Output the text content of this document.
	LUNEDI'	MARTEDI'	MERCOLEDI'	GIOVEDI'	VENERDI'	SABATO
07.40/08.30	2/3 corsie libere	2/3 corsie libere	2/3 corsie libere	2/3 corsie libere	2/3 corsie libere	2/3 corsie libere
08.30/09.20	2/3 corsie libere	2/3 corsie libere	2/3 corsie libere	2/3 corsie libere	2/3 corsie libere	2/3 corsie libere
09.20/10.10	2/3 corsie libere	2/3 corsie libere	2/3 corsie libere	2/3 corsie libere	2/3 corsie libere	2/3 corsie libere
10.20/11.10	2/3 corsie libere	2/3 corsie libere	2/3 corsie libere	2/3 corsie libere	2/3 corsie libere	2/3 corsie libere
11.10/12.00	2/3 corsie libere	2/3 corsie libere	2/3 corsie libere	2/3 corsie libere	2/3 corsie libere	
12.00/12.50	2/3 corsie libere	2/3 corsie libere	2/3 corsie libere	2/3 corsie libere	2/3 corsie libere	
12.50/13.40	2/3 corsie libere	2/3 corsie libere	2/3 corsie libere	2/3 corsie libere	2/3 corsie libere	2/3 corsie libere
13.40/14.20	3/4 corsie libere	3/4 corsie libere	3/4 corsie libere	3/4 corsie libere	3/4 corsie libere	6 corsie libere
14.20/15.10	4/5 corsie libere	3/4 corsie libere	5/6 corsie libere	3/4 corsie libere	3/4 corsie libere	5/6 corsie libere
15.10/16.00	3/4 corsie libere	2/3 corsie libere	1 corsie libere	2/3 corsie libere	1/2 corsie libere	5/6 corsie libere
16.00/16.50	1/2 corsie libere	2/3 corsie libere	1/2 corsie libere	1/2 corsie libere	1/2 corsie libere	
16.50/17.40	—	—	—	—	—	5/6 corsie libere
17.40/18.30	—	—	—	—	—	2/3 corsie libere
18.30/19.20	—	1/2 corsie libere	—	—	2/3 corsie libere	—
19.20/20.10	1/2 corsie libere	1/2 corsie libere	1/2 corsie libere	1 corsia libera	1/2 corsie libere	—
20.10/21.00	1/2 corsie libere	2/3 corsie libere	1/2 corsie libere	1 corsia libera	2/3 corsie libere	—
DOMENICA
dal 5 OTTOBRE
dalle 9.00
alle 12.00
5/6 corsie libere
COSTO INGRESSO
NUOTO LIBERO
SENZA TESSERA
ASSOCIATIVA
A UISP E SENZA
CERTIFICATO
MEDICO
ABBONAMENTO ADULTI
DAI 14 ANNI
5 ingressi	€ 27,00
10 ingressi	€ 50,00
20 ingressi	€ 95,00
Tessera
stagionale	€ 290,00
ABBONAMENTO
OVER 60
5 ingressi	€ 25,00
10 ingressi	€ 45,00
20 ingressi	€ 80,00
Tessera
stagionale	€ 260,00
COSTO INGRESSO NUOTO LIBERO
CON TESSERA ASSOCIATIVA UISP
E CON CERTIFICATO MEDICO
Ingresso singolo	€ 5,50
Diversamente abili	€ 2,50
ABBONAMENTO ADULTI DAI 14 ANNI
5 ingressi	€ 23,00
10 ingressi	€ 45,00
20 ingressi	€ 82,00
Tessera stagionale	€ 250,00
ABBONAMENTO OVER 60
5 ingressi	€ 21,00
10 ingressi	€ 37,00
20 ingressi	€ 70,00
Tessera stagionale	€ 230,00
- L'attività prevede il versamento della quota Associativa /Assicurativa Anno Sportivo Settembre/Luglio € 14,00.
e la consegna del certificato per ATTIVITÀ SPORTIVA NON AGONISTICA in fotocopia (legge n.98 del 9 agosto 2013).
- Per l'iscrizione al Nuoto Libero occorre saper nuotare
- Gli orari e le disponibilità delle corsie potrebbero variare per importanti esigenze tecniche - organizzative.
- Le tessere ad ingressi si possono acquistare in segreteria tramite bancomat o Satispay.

○ ○ ○

From the records above, report the count of lines containing "COSTO" and nothing more.

▸ Task solution
2